● Exercise requirements: Swap every "point" for "marker" in the records below, and write the records out again with nothing else changed.

● Dataset records:
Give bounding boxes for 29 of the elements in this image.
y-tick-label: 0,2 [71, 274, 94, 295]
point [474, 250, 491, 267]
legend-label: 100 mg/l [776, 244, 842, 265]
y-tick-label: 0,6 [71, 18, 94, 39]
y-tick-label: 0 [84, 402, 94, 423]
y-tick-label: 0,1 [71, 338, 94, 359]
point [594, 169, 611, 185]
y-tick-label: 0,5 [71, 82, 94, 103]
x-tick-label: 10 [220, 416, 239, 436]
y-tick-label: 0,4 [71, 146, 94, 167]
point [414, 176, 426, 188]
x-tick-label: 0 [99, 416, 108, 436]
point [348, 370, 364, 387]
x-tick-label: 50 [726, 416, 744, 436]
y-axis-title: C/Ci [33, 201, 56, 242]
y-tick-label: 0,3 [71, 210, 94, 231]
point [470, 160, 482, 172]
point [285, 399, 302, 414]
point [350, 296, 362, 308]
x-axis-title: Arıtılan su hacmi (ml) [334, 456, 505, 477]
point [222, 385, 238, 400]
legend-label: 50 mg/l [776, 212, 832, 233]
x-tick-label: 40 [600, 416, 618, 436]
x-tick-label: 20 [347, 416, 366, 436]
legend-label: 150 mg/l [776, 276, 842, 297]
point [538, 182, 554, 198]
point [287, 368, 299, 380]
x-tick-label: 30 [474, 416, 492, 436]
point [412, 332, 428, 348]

● Full response:
Give bounding boxes for 29 of the elements in this image.
y-tick-label: 0,2 [71, 274, 94, 295]
marker [474, 250, 491, 267]
legend-label: 100 mg/l [776, 244, 842, 265]
y-tick-label: 0,6 [71, 18, 94, 39]
y-tick-label: 0 [84, 402, 94, 423]
y-tick-label: 0,1 [71, 338, 94, 359]
marker [594, 169, 611, 185]
y-tick-label: 0,5 [71, 82, 94, 103]
x-tick-label: 10 [220, 416, 239, 436]
y-tick-label: 0,4 [71, 146, 94, 167]
marker [414, 176, 426, 188]
x-tick-label: 0 [99, 416, 108, 436]
marker [348, 370, 364, 387]
x-tick-label: 50 [726, 416, 744, 436]
y-axis-title: C/Ci [33, 201, 56, 242]
y-tick-label: 0,3 [71, 210, 94, 231]
marker [470, 160, 482, 172]
marker [285, 399, 302, 414]
marker [350, 296, 362, 308]
x-axis-title: Arıtılan su hacmi (ml) [334, 456, 505, 477]
marker [222, 385, 238, 400]
legend-label: 50 mg/l [776, 212, 832, 233]
x-tick-label: 40 [600, 416, 618, 436]
x-tick-label: 20 [347, 416, 366, 436]
legend-label: 150 mg/l [776, 276, 842, 297]
marker [538, 182, 554, 198]
marker [287, 368, 299, 380]
x-tick-label: 30 [474, 416, 492, 436]
marker [412, 332, 428, 348]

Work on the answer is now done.